The records below hold pictures; please leave those out and retype the rest exactly.
** BEGIN SUPPLIED ENTRIES **
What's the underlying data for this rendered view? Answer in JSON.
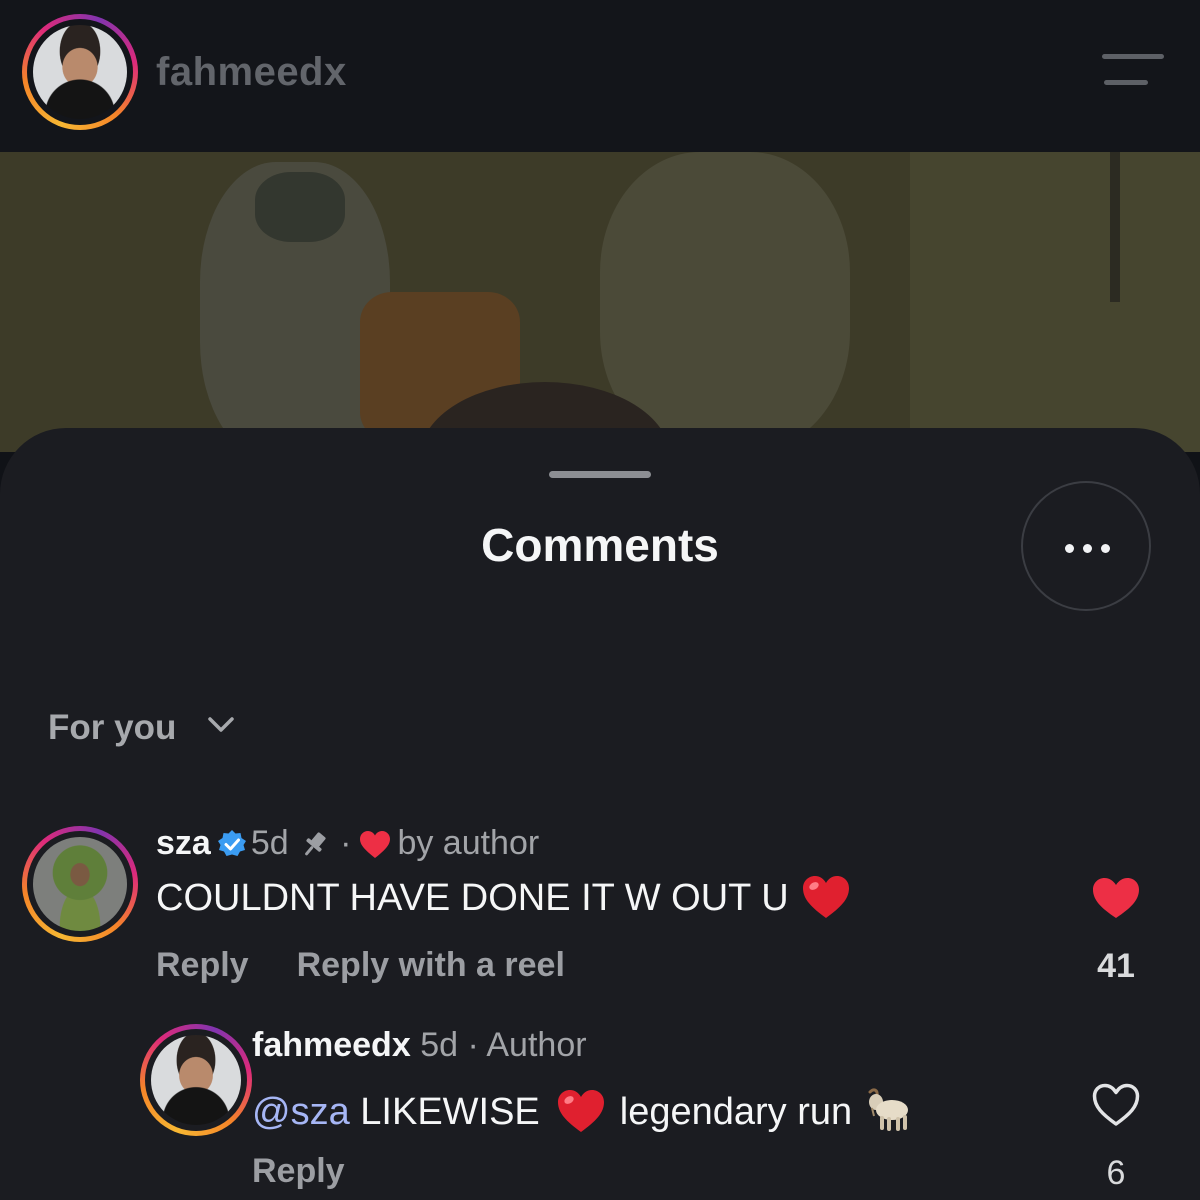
{
  "header": {
    "username": "fahmeedx",
    "avatar_icon": "profile-photo",
    "menu_icon": "hamburger-menu-icon"
  },
  "sheet": {
    "title": "Comments",
    "more_icon": "ellipsis-icon",
    "sort_label": "For you"
  },
  "comments": [
    {
      "username": "sza",
      "verified": true,
      "time": "5d",
      "pinned": true,
      "separator": "·",
      "liked_by": "by author",
      "text": "COULDNT HAVE DONE IT W OUT U",
      "emoji": "red-heart",
      "reply_label": "Reply",
      "reply_reel_label": "Reply with a reel",
      "likes": "41",
      "liked": true,
      "accent": "#ed4956"
    },
    {
      "username": "fahmeedx",
      "time": "5d",
      "separator": "·",
      "badge": "Author",
      "mention": "@sza",
      "text_a": "LIKEWISE",
      "text_b": "legendary run",
      "reply_label": "Reply",
      "likes": "6",
      "liked": false
    }
  ],
  "colors": {
    "background": "#1b1c21",
    "like_red": "#ed4956",
    "mention_blue": "#a6b6f5",
    "verified_blue": "#3b9cf2"
  }
}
** END SUPPLIED ENTRIES **
- **TASK RESPONSE**
What's the underlying data for this rendered view? Answer in JSON.
{
  "header": {
    "username": "fahmeedx",
    "avatar_icon": "profile-photo",
    "menu_icon": "hamburger-menu-icon"
  },
  "sheet": {
    "title": "Comments",
    "more_icon": "ellipsis-icon",
    "sort_label": "For you"
  },
  "comments": [
    {
      "username": "sza",
      "verified": true,
      "time": "5d",
      "pinned": true,
      "separator": "·",
      "liked_by": "by author",
      "text": "COULDNT HAVE DONE IT W OUT U",
      "emoji": "red-heart",
      "reply_label": "Reply",
      "reply_reel_label": "Reply with a reel",
      "likes": "41",
      "liked": true,
      "accent": "#ed4956"
    },
    {
      "username": "fahmeedx",
      "time": "5d",
      "separator": "·",
      "badge": "Author",
      "mention": "@sza",
      "text_a": "LIKEWISE",
      "text_b": "legendary run",
      "reply_label": "Reply",
      "likes": "6",
      "liked": false
    }
  ],
  "colors": {
    "background": "#1b1c21",
    "like_red": "#ed4956",
    "mention_blue": "#a6b6f5",
    "verified_blue": "#3b9cf2"
  }
}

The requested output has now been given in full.